Return everything from the start of the records down to the line containing "fund-row: 市盈(TTM) -7.5万", with both ends included, reproducing those lines exactly.

----- DATASET EXCERPTS

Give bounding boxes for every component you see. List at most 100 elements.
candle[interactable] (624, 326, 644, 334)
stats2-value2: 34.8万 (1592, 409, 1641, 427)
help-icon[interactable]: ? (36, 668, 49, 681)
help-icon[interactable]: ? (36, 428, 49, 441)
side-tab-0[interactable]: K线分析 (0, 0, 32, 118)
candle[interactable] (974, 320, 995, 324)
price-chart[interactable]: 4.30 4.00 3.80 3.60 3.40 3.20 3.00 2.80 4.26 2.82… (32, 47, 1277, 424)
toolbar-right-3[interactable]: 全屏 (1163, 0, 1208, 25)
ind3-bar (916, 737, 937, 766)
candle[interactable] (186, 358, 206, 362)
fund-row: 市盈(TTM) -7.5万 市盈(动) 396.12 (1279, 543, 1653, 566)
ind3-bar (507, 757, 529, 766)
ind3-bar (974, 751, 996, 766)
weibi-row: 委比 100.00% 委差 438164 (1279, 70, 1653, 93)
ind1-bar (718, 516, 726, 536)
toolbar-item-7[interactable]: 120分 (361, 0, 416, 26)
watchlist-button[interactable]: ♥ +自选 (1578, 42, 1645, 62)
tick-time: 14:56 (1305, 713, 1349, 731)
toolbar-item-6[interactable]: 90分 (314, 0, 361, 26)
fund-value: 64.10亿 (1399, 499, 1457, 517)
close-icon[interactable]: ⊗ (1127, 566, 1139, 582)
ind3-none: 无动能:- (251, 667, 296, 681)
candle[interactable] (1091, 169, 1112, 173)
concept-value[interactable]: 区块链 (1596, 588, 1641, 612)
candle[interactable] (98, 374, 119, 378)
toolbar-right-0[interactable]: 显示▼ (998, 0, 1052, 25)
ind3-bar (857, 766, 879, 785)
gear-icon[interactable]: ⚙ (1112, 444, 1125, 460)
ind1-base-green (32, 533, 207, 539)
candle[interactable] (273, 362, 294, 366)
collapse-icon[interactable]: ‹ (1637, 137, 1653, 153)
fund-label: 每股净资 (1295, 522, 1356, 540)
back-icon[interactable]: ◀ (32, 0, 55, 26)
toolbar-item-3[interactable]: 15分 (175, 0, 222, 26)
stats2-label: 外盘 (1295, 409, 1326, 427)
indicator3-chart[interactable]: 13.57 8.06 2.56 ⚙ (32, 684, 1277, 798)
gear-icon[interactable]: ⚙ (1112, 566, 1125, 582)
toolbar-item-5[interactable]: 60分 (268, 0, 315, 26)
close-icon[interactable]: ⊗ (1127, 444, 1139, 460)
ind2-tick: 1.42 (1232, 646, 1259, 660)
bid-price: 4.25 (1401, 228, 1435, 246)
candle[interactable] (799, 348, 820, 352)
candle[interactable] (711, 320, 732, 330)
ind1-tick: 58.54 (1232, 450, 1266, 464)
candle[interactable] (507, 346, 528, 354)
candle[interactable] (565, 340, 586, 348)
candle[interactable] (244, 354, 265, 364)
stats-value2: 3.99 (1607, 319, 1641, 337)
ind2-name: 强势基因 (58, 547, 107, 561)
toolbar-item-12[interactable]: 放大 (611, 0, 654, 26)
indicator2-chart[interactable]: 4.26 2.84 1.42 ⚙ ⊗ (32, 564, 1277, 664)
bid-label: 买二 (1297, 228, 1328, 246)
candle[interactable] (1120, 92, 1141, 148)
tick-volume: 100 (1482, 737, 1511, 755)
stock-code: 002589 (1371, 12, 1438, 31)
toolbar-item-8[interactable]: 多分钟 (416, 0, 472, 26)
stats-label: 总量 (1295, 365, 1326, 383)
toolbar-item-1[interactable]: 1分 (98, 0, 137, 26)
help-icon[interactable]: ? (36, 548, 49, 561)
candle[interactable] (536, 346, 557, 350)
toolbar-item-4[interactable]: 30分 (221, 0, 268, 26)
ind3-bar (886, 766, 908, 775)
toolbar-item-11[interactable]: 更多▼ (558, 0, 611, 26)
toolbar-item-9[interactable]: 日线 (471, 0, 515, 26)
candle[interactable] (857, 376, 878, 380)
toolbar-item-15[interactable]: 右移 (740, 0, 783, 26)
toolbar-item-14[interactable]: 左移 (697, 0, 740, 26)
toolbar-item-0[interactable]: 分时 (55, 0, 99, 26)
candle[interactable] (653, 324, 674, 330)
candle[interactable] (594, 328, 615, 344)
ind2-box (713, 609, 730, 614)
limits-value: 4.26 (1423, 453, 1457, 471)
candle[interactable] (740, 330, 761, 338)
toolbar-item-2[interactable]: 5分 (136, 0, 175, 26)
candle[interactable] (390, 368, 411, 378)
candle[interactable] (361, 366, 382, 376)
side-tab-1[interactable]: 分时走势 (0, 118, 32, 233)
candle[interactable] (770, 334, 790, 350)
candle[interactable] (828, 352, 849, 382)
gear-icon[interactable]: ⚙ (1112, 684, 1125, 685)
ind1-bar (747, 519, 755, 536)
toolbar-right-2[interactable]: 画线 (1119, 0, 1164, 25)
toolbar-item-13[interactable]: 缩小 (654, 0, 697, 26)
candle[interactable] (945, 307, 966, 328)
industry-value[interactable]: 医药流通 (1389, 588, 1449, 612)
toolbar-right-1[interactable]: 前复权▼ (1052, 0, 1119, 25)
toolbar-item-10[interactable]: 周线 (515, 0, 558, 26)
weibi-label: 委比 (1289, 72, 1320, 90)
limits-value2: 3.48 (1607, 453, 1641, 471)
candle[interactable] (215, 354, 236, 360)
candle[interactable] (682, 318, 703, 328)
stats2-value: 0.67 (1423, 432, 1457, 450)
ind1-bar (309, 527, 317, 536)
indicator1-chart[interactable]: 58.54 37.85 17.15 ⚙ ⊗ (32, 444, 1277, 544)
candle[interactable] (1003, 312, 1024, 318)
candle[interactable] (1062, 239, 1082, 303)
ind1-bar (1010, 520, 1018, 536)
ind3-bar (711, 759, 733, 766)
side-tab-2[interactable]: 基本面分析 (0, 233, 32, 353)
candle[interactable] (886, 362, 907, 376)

----------

CORRECT OUTPUT
Give bounding boxes for every component you see. List at most 100 elements.
candle[interactable] (624, 326, 644, 334)
stats2-value2: 34.8万 (1592, 409, 1641, 427)
help-icon[interactable]: ? (36, 668, 49, 681)
help-icon[interactable]: ? (36, 428, 49, 441)
side-tab-0[interactable]: K线分析 (0, 0, 32, 118)
candle[interactable] (974, 320, 995, 324)
price-chart[interactable]: 4.30 4.00 3.80 3.60 3.40 3.20 3.00 2.80 4.26 2.82… (32, 47, 1277, 424)
toolbar-right-3[interactable]: 全屏 (1163, 0, 1208, 25)
ind3-bar (916, 737, 937, 766)
candle[interactable] (186, 358, 206, 362)
fund-row: 市盈(TTM) -7.5万 市盈(动) 396.12 (1279, 543, 1653, 566)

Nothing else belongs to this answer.